# Directions
Which lines contain the string "będzie"? Please list every one of them.

[Dataset items]
---

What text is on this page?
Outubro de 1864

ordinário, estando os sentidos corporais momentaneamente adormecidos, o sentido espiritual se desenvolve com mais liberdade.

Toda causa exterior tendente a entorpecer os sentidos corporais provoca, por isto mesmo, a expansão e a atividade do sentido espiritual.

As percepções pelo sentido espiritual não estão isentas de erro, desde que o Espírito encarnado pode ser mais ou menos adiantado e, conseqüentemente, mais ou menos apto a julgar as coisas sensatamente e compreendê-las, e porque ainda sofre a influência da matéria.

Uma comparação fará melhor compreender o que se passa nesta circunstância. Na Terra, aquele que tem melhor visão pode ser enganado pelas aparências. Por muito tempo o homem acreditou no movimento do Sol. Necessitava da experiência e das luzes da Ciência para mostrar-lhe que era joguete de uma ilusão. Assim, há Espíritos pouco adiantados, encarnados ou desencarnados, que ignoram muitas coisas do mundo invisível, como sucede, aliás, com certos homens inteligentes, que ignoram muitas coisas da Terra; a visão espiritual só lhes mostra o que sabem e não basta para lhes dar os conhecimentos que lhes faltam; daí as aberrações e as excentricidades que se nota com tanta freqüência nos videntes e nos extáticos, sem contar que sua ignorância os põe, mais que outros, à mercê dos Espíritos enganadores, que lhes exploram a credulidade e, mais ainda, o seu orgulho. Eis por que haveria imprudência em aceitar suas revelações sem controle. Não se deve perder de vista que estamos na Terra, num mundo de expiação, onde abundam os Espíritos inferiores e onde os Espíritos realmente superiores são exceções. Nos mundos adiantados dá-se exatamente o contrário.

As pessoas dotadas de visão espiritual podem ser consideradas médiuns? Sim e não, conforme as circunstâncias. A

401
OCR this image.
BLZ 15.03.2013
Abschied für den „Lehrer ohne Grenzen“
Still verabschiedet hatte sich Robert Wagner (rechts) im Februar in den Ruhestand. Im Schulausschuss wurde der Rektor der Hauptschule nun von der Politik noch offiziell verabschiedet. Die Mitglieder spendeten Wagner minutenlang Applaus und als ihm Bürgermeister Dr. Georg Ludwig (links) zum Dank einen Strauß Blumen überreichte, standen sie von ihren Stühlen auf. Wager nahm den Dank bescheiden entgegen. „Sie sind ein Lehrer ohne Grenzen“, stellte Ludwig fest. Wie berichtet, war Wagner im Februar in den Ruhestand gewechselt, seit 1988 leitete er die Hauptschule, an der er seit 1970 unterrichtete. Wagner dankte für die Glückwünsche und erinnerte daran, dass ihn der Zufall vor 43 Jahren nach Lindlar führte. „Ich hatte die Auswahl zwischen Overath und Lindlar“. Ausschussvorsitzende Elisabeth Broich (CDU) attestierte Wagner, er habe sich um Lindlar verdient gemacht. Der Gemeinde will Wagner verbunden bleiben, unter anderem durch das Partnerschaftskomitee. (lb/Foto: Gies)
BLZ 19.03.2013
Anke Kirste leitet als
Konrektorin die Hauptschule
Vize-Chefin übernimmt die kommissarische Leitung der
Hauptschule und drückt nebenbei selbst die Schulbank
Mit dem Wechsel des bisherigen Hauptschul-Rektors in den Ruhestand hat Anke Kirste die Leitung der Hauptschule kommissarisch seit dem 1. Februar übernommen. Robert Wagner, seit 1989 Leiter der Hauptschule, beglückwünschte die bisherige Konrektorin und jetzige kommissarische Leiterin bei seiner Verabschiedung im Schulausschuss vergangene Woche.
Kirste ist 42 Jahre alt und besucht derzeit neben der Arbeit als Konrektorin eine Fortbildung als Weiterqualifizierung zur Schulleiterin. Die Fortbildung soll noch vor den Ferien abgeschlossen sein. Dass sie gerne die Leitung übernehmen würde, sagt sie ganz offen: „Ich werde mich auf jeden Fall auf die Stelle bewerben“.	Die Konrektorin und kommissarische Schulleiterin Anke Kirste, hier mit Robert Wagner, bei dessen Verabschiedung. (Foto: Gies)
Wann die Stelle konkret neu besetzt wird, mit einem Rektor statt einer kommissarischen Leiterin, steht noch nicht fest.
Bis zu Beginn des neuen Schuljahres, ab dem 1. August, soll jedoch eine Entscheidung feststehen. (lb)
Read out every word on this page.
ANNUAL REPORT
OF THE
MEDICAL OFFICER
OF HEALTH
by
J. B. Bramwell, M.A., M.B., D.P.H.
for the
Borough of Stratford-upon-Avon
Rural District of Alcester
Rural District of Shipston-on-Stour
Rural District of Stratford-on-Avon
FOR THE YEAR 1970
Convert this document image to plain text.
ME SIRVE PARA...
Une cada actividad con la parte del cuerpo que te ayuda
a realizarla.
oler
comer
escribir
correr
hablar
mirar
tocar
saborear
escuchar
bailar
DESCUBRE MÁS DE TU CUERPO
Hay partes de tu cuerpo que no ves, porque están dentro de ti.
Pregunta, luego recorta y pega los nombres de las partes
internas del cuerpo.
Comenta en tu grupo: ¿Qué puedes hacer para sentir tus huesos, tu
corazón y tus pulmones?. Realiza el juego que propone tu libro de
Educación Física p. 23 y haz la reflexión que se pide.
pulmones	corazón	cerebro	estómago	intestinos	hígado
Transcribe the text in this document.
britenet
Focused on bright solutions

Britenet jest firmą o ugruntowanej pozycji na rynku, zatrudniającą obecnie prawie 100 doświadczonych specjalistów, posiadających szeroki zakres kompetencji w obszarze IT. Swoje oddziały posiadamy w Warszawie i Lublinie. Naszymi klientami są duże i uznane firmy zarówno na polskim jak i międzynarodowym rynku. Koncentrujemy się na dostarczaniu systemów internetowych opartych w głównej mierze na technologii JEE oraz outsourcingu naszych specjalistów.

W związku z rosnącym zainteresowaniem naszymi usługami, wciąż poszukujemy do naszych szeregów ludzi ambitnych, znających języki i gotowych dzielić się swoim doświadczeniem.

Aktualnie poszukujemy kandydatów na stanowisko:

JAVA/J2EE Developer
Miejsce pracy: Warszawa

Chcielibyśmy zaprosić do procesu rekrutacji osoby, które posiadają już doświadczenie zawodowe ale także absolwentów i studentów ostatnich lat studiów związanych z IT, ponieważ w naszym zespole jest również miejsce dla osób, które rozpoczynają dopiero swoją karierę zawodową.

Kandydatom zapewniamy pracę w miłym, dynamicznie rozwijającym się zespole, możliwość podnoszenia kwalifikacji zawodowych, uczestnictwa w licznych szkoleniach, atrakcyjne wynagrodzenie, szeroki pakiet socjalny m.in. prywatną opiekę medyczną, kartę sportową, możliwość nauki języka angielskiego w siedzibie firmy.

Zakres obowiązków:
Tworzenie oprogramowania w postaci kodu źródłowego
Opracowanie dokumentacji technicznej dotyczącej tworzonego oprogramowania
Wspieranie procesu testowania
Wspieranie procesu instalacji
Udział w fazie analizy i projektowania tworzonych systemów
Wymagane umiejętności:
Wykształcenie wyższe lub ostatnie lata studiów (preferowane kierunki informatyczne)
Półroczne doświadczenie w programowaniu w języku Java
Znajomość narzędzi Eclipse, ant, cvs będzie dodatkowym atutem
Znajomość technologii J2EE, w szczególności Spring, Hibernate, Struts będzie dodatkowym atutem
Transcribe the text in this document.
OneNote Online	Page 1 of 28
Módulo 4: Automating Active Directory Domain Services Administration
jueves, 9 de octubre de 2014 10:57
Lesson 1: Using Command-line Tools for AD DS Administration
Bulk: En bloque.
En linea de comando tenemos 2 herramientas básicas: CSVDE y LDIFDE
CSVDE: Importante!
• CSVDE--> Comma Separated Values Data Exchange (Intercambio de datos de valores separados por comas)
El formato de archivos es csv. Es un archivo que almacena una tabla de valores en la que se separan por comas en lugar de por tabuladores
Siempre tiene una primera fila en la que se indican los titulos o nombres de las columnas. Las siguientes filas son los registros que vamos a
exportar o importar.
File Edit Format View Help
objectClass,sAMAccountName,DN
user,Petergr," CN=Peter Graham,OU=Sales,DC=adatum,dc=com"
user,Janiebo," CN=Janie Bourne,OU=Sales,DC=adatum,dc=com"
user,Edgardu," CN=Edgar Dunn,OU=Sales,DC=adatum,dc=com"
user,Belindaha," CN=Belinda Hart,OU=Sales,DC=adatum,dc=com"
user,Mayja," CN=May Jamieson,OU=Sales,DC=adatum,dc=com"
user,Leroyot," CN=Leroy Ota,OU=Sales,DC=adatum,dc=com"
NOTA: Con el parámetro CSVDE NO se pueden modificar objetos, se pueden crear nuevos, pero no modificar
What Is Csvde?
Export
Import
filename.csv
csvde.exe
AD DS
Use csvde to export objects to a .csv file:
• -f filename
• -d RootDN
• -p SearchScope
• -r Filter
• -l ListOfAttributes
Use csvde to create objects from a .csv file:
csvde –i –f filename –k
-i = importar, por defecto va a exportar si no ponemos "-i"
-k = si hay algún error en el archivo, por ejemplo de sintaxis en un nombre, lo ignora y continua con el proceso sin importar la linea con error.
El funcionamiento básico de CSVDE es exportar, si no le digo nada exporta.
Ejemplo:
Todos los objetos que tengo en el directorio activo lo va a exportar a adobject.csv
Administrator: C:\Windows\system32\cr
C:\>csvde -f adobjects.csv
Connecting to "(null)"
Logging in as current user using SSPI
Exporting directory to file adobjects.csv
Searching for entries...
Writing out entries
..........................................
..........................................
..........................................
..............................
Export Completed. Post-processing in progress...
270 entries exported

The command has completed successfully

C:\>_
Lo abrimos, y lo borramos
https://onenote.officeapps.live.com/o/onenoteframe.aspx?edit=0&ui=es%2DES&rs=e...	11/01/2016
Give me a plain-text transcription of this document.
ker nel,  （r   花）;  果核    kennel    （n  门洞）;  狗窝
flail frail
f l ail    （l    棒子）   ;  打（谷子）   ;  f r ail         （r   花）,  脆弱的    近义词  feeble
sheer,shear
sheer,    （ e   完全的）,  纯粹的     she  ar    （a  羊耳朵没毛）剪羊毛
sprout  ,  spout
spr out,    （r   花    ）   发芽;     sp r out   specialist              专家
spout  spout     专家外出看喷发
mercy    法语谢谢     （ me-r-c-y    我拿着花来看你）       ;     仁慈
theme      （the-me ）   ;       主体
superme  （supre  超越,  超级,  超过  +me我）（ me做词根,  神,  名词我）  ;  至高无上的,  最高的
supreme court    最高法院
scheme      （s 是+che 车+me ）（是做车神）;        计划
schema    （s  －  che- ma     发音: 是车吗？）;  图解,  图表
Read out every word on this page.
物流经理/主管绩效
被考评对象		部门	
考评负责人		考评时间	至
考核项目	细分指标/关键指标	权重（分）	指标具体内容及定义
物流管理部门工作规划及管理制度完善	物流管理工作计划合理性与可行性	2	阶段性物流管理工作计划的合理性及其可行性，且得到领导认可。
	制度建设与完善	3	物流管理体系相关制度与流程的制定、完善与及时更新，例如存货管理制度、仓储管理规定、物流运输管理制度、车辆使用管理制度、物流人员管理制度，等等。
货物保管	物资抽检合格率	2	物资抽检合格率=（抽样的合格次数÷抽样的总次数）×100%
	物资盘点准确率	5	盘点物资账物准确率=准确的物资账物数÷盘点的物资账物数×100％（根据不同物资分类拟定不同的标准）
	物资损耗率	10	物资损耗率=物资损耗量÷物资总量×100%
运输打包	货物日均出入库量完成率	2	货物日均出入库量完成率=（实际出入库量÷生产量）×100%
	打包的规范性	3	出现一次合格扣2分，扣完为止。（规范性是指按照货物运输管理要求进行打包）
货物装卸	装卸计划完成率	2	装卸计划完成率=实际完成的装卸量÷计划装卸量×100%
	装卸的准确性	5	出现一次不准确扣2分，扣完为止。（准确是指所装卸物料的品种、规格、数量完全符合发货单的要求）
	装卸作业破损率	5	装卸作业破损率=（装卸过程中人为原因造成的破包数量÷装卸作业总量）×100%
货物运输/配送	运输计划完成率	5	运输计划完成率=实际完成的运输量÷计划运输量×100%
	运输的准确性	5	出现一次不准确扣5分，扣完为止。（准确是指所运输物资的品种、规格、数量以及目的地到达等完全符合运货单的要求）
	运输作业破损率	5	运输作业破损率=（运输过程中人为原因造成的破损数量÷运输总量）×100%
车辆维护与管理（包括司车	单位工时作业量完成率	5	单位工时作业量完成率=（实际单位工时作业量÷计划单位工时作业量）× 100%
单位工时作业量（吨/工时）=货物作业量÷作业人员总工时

---

# Correct answer
Znajomość narzędzi Eclipse, ant, cvs będzie dodatkowym atutem
Znajomość technologii J2EE, w szczególności Spring, Hibernate, Struts będzie dodatkowym atutem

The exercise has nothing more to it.